[START Provided records]

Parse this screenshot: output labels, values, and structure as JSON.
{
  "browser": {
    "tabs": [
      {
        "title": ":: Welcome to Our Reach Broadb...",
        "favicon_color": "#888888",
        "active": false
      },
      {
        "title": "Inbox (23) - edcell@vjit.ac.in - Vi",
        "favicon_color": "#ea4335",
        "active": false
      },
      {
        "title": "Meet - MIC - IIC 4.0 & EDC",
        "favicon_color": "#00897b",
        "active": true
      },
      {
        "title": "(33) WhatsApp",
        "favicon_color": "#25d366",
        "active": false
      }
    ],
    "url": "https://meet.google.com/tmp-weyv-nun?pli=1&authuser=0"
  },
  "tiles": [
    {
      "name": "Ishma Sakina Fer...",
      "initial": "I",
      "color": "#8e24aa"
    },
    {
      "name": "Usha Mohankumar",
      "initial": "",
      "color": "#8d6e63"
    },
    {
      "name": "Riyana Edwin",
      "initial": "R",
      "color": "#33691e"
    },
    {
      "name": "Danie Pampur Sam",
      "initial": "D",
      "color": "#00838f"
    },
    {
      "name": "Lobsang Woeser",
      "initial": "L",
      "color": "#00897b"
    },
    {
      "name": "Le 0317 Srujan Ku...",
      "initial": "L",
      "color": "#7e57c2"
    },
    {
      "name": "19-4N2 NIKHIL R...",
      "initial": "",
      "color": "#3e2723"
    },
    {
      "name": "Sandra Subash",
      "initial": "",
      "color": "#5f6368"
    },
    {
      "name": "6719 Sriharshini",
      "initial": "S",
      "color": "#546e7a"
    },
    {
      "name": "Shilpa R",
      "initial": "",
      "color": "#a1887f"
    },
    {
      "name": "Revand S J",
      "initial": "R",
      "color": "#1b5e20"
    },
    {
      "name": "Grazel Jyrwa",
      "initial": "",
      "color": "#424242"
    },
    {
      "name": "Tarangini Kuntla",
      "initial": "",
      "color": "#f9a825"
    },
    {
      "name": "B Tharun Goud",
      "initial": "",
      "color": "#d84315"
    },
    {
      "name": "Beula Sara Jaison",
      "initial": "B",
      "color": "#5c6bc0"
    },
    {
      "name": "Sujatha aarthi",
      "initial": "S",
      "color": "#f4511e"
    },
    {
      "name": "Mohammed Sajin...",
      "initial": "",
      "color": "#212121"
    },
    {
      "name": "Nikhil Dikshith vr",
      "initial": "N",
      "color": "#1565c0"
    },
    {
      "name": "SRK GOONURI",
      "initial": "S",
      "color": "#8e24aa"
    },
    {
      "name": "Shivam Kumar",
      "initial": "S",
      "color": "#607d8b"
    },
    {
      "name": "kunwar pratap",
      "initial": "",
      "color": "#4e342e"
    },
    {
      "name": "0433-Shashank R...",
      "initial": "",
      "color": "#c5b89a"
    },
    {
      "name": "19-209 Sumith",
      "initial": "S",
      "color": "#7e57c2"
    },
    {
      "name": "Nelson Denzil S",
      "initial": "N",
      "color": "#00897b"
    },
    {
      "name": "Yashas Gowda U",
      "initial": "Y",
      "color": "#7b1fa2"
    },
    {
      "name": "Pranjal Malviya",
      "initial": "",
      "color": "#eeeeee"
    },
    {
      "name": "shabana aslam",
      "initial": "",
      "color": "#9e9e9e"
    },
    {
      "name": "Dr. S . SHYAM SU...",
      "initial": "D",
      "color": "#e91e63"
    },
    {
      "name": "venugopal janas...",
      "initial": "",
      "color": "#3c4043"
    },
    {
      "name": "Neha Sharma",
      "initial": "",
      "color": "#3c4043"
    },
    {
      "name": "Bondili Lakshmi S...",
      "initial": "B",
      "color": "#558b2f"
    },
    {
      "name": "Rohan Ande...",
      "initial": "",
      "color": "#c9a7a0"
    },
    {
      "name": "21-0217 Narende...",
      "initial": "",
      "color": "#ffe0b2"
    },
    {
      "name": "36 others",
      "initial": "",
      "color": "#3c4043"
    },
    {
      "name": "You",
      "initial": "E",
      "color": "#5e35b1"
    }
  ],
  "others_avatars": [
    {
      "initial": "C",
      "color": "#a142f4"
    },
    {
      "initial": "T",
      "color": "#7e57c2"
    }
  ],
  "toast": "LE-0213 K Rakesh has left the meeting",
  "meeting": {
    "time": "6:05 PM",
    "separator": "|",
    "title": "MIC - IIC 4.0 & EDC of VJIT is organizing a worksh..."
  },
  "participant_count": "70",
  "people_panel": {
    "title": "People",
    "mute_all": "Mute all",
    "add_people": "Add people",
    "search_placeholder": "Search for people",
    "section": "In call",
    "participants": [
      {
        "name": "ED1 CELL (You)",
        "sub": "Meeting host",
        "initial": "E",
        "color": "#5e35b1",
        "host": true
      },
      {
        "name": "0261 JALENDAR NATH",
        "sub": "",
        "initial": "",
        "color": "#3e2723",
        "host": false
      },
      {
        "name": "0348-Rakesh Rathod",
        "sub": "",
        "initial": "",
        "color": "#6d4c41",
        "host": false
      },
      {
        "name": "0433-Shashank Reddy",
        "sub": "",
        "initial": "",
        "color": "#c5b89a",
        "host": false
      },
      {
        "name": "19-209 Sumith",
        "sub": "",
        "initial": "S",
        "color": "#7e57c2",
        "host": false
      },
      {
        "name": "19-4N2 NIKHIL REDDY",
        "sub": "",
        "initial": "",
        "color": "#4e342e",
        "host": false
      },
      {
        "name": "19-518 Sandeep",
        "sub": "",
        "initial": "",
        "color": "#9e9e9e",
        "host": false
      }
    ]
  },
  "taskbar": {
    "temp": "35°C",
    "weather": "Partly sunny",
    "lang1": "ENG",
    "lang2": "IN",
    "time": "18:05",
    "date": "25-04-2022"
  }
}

[END Provided records]
[START Provided records]

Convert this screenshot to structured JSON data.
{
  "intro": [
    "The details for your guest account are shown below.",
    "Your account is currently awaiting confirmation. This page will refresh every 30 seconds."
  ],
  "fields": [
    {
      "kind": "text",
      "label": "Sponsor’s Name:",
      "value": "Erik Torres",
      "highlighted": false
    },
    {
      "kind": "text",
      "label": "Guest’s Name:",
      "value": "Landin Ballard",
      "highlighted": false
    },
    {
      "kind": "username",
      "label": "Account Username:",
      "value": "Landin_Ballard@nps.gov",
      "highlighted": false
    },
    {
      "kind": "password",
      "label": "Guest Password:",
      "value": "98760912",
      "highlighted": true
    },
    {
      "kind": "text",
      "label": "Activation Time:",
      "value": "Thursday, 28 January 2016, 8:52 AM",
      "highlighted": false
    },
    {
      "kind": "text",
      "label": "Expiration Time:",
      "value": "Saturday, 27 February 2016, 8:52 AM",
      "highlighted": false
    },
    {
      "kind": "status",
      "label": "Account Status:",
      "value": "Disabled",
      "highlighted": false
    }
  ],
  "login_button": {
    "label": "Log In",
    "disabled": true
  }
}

[END Provided records]

§ Direction:
Within the entries above, work out how many lines contain the word "true". The number alone is the answer.

§ Result of the task:
4